■ Instructions for the task ■
Take the entries below and print all of them exactly, please.

■ Dataset content ■

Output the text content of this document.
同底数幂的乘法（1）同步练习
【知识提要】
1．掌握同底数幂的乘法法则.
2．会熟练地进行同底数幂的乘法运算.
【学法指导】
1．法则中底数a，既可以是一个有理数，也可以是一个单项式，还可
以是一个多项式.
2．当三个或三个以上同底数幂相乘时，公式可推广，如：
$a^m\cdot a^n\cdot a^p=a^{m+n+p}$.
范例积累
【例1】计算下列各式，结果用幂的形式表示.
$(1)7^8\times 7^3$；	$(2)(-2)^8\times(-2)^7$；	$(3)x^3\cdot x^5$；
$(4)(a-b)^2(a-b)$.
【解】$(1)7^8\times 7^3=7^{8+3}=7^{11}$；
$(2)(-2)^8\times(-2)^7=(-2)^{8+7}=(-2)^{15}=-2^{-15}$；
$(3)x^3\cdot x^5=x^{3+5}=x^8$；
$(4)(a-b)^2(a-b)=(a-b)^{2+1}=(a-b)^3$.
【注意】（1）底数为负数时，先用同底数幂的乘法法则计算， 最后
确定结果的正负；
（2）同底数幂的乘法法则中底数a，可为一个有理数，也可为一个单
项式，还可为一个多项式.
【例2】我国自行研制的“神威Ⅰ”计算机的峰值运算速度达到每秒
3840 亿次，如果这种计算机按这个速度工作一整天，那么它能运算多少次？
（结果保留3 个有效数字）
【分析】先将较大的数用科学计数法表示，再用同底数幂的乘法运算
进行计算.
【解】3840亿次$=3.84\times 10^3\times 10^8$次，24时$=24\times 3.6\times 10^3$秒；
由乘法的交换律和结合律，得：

■ Complete output ■
Output the text content of this document.
同底数幂的乘法（1）同步练习
【知识提要】
1．掌握同底数幂的乘法法则.
2．会熟练地进行同底数幂的乘法运算.
【学法指导】
1．法则中底数a，既可以是一个有理数，也可以是一个单项式，还可
以是一个多项式.
2．当三个或三个以上同底数幂相乘时，公式可推广，如：
$a^m\cdot a^n\cdot a^p=a^{m+n+p}$.
范例积累
【例1】计算下列各式，结果用幂的形式表示.
$(1)7^8\times 7^3$；	$(2)(-2)^8\times(-2)^7$；	$(3)x^3\cdot x^5$；
$(4)(a-b)^2(a-b)$.
【解】$(1)7^8\times 7^3=7^{8+3}=7^{11}$；
$(2)(-2)^8\times(-2)^7=(-2)^{8+7}=(-2)^{15}=-2^{-15}$；
$(3)x^3\cdot x^5=x^{3+5}=x^8$；
$(4)(a-b)^2(a-b)=(a-b)^{2+1}=(a-b)^3$.
【注意】（1）底数为负数时，先用同底数幂的乘法法则计算， 最后
确定结果的正负；
（2）同底数幂的乘法法则中底数a，可为一个有理数，也可为一个单
项式，还可为一个多项式.
【例2】我国自行研制的“神威Ⅰ”计算机的峰值运算速度达到每秒
3840 亿次，如果这种计算机按这个速度工作一整天，那么它能运算多少次？
（结果保留3 个有效数字）
【分析】先将较大的数用科学计数法表示，再用同底数幂的乘法运算
进行计算.
【解】3840亿次$=3.84\times 10^3\times 10^8$次，24时$=24\times 3.6\times 10^3$秒；
由乘法的交换律和结合律，得：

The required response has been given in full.